— start STORED RECORDS —

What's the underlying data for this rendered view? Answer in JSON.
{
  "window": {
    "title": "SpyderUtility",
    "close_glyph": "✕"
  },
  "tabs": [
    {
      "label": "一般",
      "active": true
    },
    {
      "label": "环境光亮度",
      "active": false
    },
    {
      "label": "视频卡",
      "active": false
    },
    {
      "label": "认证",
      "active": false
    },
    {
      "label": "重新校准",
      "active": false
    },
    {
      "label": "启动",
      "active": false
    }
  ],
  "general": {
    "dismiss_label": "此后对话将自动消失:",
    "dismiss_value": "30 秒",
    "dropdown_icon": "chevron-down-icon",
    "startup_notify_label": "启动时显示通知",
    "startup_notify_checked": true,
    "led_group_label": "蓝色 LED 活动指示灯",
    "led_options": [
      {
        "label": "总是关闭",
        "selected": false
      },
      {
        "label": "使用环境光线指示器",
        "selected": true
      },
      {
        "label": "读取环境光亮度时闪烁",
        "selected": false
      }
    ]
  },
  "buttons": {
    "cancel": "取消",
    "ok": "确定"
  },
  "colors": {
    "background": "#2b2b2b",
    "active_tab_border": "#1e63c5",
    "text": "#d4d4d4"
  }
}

— end STORED RECORDS —
— start STORED RECORDS —

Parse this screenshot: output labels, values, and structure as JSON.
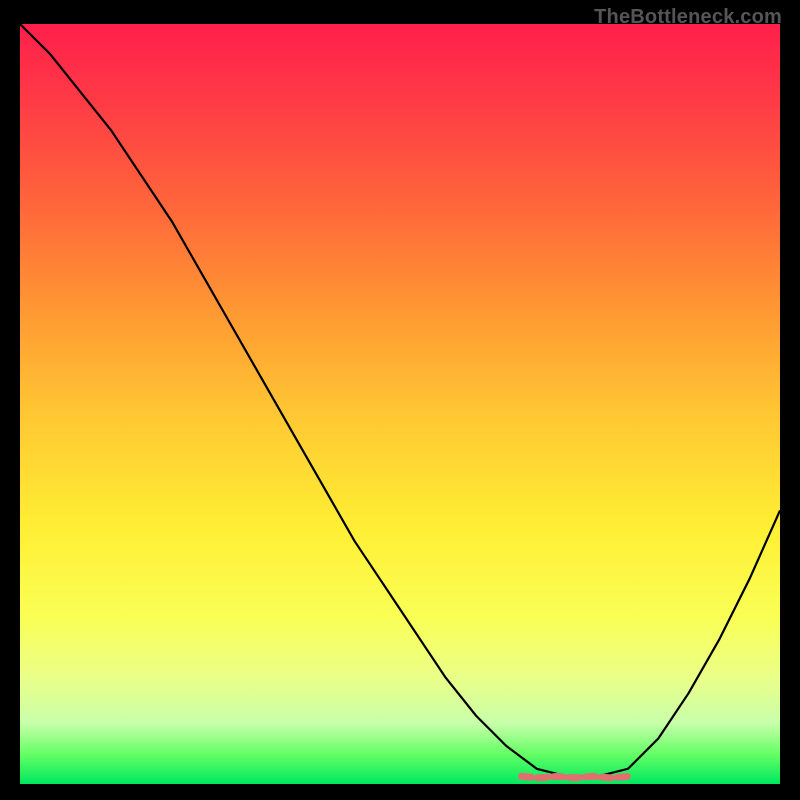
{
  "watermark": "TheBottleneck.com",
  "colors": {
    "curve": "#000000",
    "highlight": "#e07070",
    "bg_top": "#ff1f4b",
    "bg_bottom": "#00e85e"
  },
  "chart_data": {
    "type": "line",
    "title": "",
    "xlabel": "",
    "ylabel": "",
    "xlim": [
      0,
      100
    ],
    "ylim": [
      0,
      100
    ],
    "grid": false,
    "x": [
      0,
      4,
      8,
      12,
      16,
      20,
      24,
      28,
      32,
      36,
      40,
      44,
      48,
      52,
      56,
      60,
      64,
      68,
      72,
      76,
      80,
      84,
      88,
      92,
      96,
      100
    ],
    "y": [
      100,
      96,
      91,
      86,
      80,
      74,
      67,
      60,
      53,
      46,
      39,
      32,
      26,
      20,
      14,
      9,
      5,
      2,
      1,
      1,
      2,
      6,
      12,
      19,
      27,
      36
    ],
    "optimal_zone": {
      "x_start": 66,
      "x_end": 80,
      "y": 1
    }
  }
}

— end STORED RECORDS —

§ **BRIEF**
The records are above. How many lines in them contain the word "JSON"? Give the number alone.

§ **EXERCISE RESULT**
2